Start SOURCE RECORDS
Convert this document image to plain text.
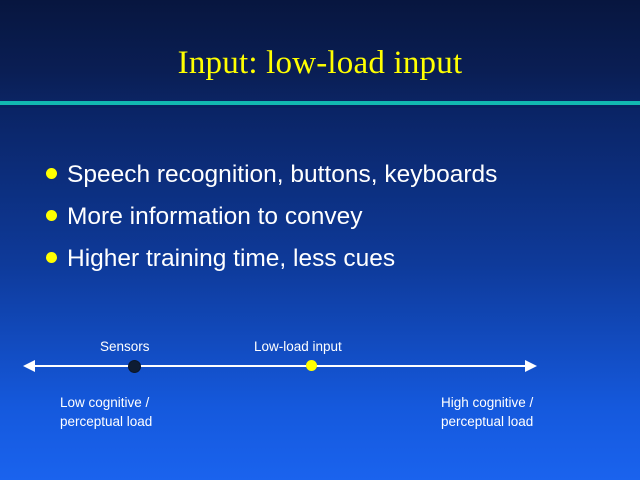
Input: low-load input
Speech recognition, buttons, keyboards
More information to convey
Higher training time, less cues
Sensors	Low-load input
Low cognitive /
perceptual load
High cognitive /
perceptual load
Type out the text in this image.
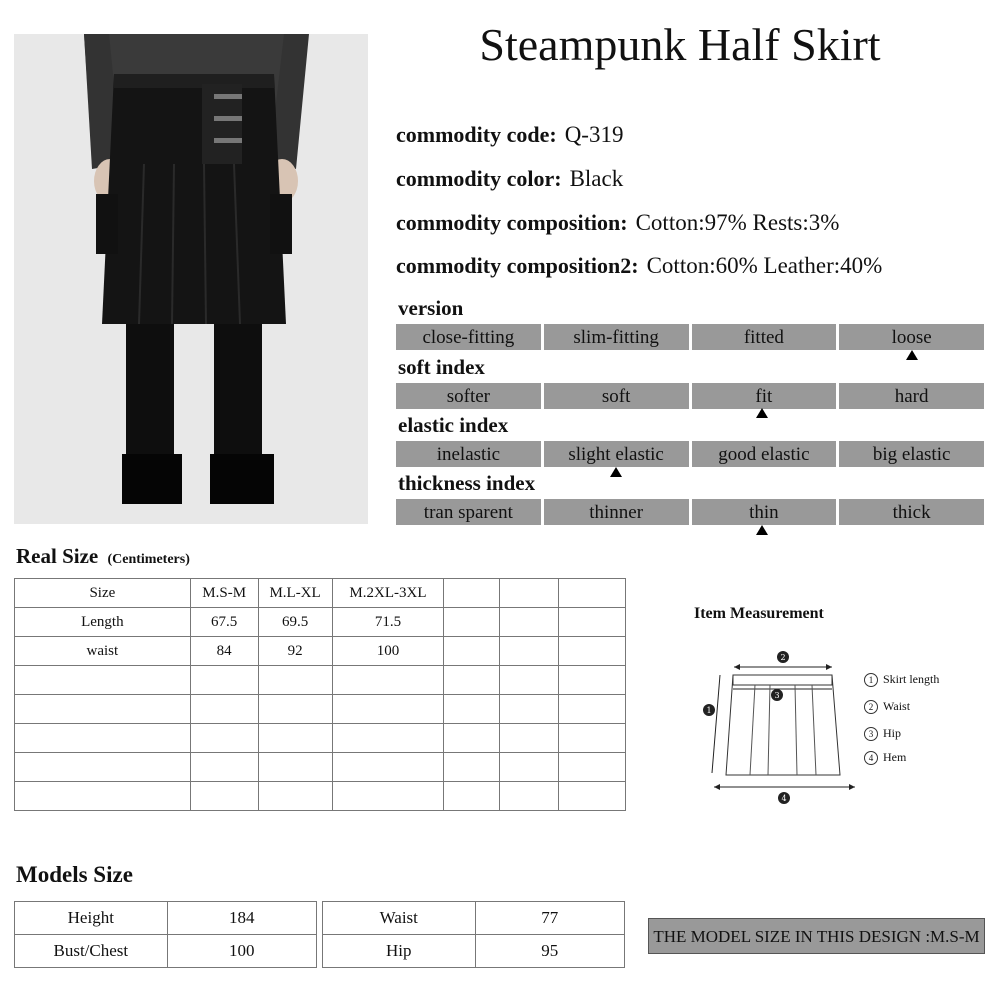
Steampunk Half Skirt
commodity code: Q-319
commodity color: Black
commodity composition: Cotton:97% Rests:3%
commodity composition2: Cotton:60% Leather:40%
version
close-fitting	slim-fitting	fitted	loose
soft index
softer	soft	fit	hard
elastic index
inelastic	slight elastic	good elastic	big elastic
thickness index
tran sparent	thinner	thin	thick
Real Size (Centimeters)
Size	M.S-M	M.L-XL	M.2XL-3XL			
Length	67.5	69.5	71.5			
waist	84	92	100			

Models Size
Height	184
Bust/Chest	100
Waist	77
Hip	95
THE MODEL SIZE IN THIS DESIGN :M.S-M
Item Measurement
2
3
1
4
1 Skirt length
2 Waist
3 Hip
4 Hem
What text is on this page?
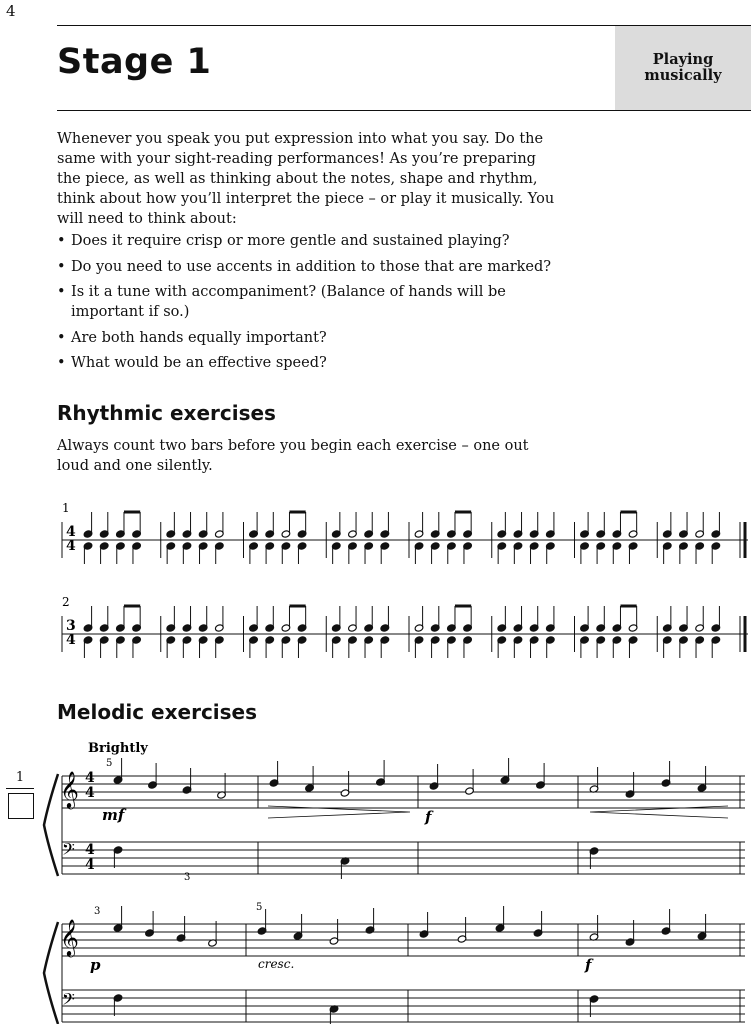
4
Stage 1	Playing musically

Whenever you speak you put expression into what you say. Do the same with your sight-reading performances! As you’re preparing the piece, as well as thinking about the notes, shape and rhythm, think about how you’ll interpret the piece – or play it musically. You will need to think about:

• Does it require crisp or more gentle and sustained playing?
• Do you need to use accents in addition to those that are marked?
• Is it a tune with accompaniment? (Balance of hands will be important if so.)
• Are both hands equally important?
• What would be an effective speed?
Rhythmic exercises

Always count two bars before you begin each exercise – one out loud and one silently.

Melodic exercises
1
1
4
4
2
3
4
Brightly
𝄞
𝄢
4
4
4
4
5
3
mf	f
𝄞
𝄢
3	5
p	cresc.	f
End SOURCE RECORDS
■ **STATED PROBLEM**
Leave out all images, then reproduce the entries above exactly.

■ **COMPLETE OUTPUT**
Convert this document image to plain text.
Input: low-load input
Speech recognition, buttons, keyboards
More information to convey
Higher training time, less cues
Sensors	Low-load input
Low cognitive /
perceptual load
High cognitive /
perceptual load
Type out the text in this image.
Steampunk Half Skirt
commodity code: Q-319
commodity color: Black
commodity composition: Cotton:97% Rests:3%
commodity composition2: Cotton:60% Leather:40%
version
close-fitting	slim-fitting	fitted	loose
soft index
softer	soft	fit	hard
elastic index
inelastic	slight elastic	good elastic	big elastic
thickness index
tran sparent	thinner	thin	thick
Real Size (Centimeters)
Size	M.S-M	M.L-XL	M.2XL-3XL			
Length	67.5	69.5	71.5			
waist	84	92	100			

Models Size
Height	184
Bust/Chest	100
Waist	77
Hip	95
THE MODEL SIZE IN THIS DESIGN :M.S-M
Item Measurement
2
3
1
4
1 Skirt length
2 Waist
3 Hip
4 Hem
What text is on this page?
4
Stage 1	Playing musically

Whenever you speak you put expression into what you say. Do the same with your sight-reading performances! As you’re preparing the piece, as well as thinking about the notes, shape and rhythm, think about how you’ll interpret the piece – or play it musically. You will need to think about:

• Does it require crisp or more gentle and sustained playing?
• Do you need to use accents in addition to those that are marked?
• Is it a tune with accompaniment? (Balance of hands will be important if so.)
• Are both hands equally important?
• What would be an effective speed?
Rhythmic exercises

Always count two bars before you begin each exercise – one out loud and one silently.

Melodic exercises
1
1
4
4
2
3
4
Brightly
𝄞
𝄢
4
4
4
4
5
3
mf	f
𝄞
𝄢
3	5
p	cresc.	f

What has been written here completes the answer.